# WHAT YOU ARE ASKED TO DO
All of the material below is to be repeated exactly.

..............................

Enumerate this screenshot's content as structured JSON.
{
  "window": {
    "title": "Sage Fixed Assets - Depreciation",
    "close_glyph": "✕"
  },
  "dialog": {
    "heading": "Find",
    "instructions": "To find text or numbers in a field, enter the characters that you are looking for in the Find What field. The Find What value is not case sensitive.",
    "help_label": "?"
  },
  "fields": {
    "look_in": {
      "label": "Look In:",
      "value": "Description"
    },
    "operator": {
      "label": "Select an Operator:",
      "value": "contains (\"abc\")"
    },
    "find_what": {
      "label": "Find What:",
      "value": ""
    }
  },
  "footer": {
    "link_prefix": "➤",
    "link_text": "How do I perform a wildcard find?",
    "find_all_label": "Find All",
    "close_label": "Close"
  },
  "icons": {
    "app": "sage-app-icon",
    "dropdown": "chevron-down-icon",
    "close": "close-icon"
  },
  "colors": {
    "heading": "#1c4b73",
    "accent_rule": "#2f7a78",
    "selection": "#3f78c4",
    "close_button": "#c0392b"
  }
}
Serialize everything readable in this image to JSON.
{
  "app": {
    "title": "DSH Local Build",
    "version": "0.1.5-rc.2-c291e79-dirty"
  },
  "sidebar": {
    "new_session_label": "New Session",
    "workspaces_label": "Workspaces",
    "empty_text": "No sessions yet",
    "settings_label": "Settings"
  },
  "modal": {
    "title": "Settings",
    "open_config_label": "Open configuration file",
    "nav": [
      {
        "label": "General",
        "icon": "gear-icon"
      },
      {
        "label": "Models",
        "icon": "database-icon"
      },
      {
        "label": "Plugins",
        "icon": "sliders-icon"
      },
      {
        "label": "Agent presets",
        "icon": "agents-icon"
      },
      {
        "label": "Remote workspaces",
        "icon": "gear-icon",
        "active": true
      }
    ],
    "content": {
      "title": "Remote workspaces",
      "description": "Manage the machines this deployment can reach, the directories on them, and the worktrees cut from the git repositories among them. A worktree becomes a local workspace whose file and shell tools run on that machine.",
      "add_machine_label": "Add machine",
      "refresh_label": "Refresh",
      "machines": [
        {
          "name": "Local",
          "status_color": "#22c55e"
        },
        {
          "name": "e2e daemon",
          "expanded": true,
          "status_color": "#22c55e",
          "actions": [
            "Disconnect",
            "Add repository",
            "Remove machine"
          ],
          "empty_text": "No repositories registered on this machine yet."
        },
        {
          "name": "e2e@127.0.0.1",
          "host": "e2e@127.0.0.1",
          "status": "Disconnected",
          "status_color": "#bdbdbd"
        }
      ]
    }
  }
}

..............................

# RESULT FOR THIS TASK
Enumerate this screenshot's content as structured JSON.
{
  "window": {
    "title": "Sage Fixed Assets - Depreciation",
    "close_glyph": "✕"
  },
  "dialog": {
    "heading": "Find",
    "instructions": "To find text or numbers in a field, enter the characters that you are looking for in the Find What field. The Find What value is not case sensitive.",
    "help_label": "?"
  },
  "fields": {
    "look_in": {
      "label": "Look In:",
      "value": "Description"
    },
    "operator": {
      "label": "Select an Operator:",
      "value": "contains (\"abc\")"
    },
    "find_what": {
      "label": "Find What:",
      "value": ""
    }
  },
  "footer": {
    "link_prefix": "➤",
    "link_text": "How do I perform a wildcard find?",
    "find_all_label": "Find All",
    "close_label": "Close"
  },
  "icons": {
    "app": "sage-app-icon",
    "dropdown": "chevron-down-icon",
    "close": "close-icon"
  },
  "colors": {
    "heading": "#1c4b73",
    "accent_rule": "#2f7a78",
    "selection": "#3f78c4",
    "close_button": "#c0392b"
  }
}
Serialize everything readable in this image to JSON.
{
  "app": {
    "title": "DSH Local Build",
    "version": "0.1.5-rc.2-c291e79-dirty"
  },
  "sidebar": {
    "new_session_label": "New Session",
    "workspaces_label": "Workspaces",
    "empty_text": "No sessions yet",
    "settings_label": "Settings"
  },
  "modal": {
    "title": "Settings",
    "open_config_label": "Open configuration file",
    "nav": [
      {
        "label": "General",
        "icon": "gear-icon"
      },
      {
        "label": "Models",
        "icon": "database-icon"
      },
      {
        "label": "Plugins",
        "icon": "sliders-icon"
      },
      {
        "label": "Agent presets",
        "icon": "agents-icon"
      },
      {
        "label": "Remote workspaces",
        "icon": "gear-icon",
        "active": true
      }
    ],
    "content": {
      "title": "Remote workspaces",
      "description": "Manage the machines this deployment can reach, the directories on them, and the worktrees cut from the git repositories among them. A worktree becomes a local workspace whose file and shell tools run on that machine.",
      "add_machine_label": "Add machine",
      "refresh_label": "Refresh",
      "machines": [
        {
          "name": "Local",
          "status_color": "#22c55e"
        },
        {
          "name": "e2e daemon",
          "expanded": true,
          "status_color": "#22c55e",
          "actions": [
            "Disconnect",
            "Add repository",
            "Remove machine"
          ],
          "empty_text": "No repositories registered on this machine yet."
        },
        {
          "name": "e2e@127.0.0.1",
          "host": "e2e@127.0.0.1",
          "status": "Disconnected",
          "status_color": "#bdbdbd"
        }
      ]
    }
  }
}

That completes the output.